▸ **EXERCISE INSTRUCTIONS**:
Reproduce the listing word for word, leaving every picture behind.

[Stored records]
((

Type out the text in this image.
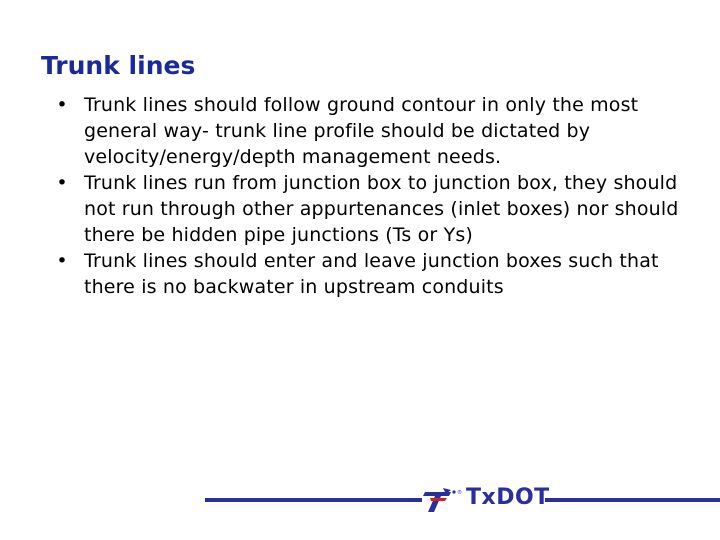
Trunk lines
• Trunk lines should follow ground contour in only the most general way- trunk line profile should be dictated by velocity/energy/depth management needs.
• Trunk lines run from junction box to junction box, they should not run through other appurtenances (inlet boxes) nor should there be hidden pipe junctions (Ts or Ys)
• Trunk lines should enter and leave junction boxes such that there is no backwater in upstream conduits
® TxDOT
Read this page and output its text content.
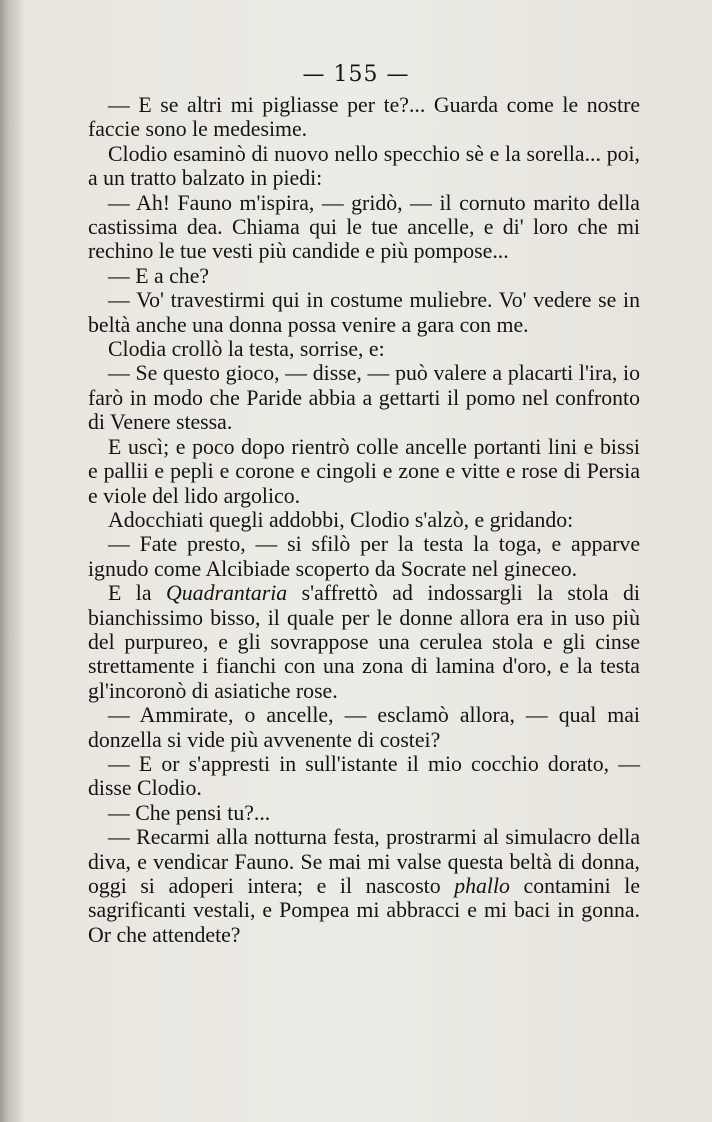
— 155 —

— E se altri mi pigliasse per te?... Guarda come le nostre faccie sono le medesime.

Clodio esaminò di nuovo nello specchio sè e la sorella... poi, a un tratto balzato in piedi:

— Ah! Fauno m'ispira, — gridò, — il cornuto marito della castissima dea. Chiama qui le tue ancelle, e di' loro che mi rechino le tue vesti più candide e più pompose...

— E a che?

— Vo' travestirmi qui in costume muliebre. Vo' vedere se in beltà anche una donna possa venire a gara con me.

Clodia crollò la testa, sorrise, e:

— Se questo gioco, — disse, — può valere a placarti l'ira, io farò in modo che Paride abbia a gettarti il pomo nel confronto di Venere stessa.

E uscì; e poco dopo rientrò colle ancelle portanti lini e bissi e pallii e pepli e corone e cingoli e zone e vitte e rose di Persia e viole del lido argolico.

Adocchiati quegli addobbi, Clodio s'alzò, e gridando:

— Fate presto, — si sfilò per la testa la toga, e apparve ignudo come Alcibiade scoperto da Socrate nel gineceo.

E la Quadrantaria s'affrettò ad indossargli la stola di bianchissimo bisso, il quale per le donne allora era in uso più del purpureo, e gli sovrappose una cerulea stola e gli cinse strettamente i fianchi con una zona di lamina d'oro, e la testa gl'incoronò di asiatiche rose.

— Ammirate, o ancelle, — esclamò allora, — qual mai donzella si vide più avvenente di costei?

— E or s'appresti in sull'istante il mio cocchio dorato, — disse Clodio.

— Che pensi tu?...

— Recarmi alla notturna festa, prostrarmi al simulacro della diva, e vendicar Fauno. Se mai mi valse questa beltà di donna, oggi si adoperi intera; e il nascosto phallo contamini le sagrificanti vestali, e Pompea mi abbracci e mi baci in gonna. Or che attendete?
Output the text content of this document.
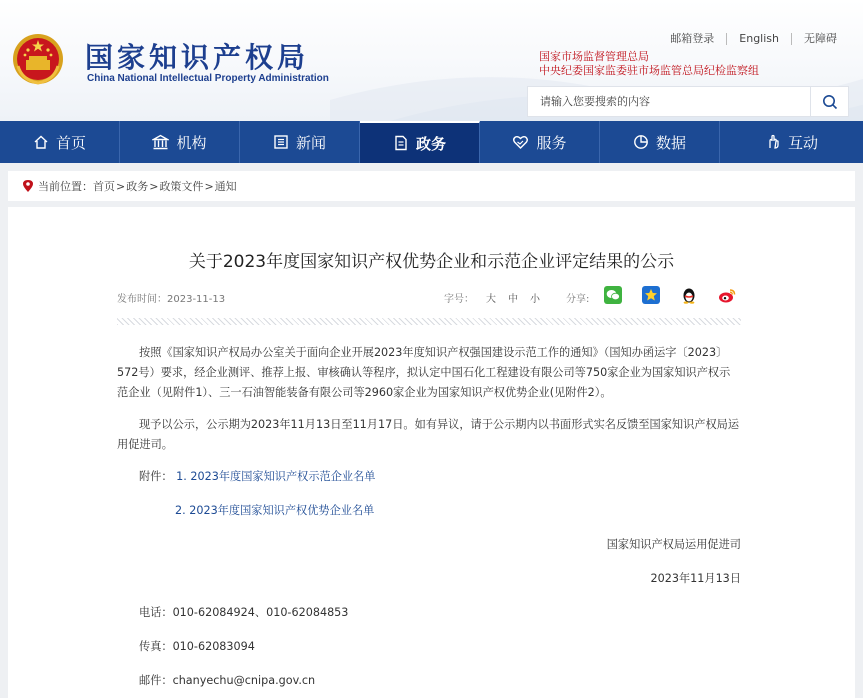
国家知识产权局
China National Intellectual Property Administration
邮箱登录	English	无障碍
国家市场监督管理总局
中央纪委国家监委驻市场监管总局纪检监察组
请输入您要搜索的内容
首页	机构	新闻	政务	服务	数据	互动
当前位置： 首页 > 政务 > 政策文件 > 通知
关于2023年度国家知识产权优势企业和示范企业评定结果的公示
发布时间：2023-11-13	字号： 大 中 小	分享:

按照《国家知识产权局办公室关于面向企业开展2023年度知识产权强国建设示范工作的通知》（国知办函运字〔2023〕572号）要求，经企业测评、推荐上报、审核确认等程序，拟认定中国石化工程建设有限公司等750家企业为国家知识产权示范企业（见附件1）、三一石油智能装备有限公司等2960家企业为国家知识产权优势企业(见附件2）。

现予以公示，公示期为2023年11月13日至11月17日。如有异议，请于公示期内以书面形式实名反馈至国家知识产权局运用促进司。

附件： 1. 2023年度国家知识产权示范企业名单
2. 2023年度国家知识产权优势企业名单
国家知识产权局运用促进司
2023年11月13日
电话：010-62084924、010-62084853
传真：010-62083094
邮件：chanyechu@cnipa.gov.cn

))

▸ **THE ANSWER**:
Type out the text in this image.
Trunk lines
• Trunk lines should follow ground contour in only the most general way- trunk line profile should be dictated by velocity/energy/depth management needs.
• Trunk lines run from junction box to junction box, they should not run through other appurtenances (inlet boxes) nor should there be hidden pipe junctions (Ts or Ys)
• Trunk lines should enter and leave junction boxes such that there is no backwater in upstream conduits
® TxDOT
Read this page and output its text content.
— 155 —

— E se altri mi pigliasse per te?... Guarda come le nostre faccie sono le medesime.

Clodio esaminò di nuovo nello specchio sè e la sorella... poi, a un tratto balzato in piedi:

— Ah! Fauno m'ispira, — gridò, — il cornuto marito della castissima dea. Chiama qui le tue ancelle, e di' loro che mi rechino le tue vesti più candide e più pompose...

— E a che?

— Vo' travestirmi qui in costume muliebre. Vo' vedere se in beltà anche una donna possa venire a gara con me.

Clodia crollò la testa, sorrise, e:

— Se questo gioco, — disse, — può valere a placarti l'ira, io farò in modo che Paride abbia a gettarti il pomo nel confronto di Venere stessa.

E uscì; e poco dopo rientrò colle ancelle portanti lini e bissi e pallii e pepli e corone e cingoli e zone e vitte e rose di Persia e viole del lido argolico.

Adocchiati quegli addobbi, Clodio s'alzò, e gridando:

— Fate presto, — si sfilò per la testa la toga, e apparve ignudo come Alcibiade scoperto da Socrate nel gineceo.

E la Quadrantaria s'affrettò ad indossargli la stola di bianchissimo bisso, il quale per le donne allora era in uso più del purpureo, e gli sovrappose una cerulea stola e gli cinse strettamente i fianchi con una zona di lamina d'oro, e la testa gl'incoronò di asiatiche rose.

— Ammirate, o ancelle, — esclamò allora, — qual mai donzella si vide più avvenente di costei?

— E or s'appresti in sull'istante il mio cocchio dorato, — disse Clodio.

— Che pensi tu?...

— Recarmi alla notturna festa, prostrarmi al simulacro della diva, e vendicar Fauno. Se mai mi valse questa beltà di donna, oggi si adoperi intera; e il nascosto phallo contamini le sagrificanti vestali, e Pompea mi abbracci e mi baci in gonna. Or che attendete?
Output the text content of this document.
国家知识产权局
China National Intellectual Property Administration
邮箱登录	English	无障碍
国家市场监督管理总局
中央纪委国家监委驻市场监管总局纪检监察组
请输入您要搜索的内容
首页	机构	新闻	政务	服务	数据	互动
当前位置： 首页 > 政务 > 政策文件 > 通知
关于2023年度国家知识产权优势企业和示范企业评定结果的公示
发布时间：2023-11-13	字号： 大 中 小	分享:

按照《国家知识产权局办公室关于面向企业开展2023年度知识产权强国建设示范工作的通知》（国知办函运字〔2023〕572号）要求，经企业测评、推荐上报、审核确认等程序，拟认定中国石化工程建设有限公司等750家企业为国家知识产权示范企业（见附件1）、三一石油智能装备有限公司等2960家企业为国家知识产权优势企业(见附件2）。

现予以公示，公示期为2023年11月13日至11月17日。如有异议，请于公示期内以书面形式实名反馈至国家知识产权局运用促进司。

附件： 1. 2023年度国家知识产权示范企业名单
2. 2023年度国家知识产权优势企业名单
国家知识产权局运用促进司
2023年11月13日
电话：010-62084924、010-62084853
传真：010-62083094
邮件：chanyechu@cnipa.gov.cn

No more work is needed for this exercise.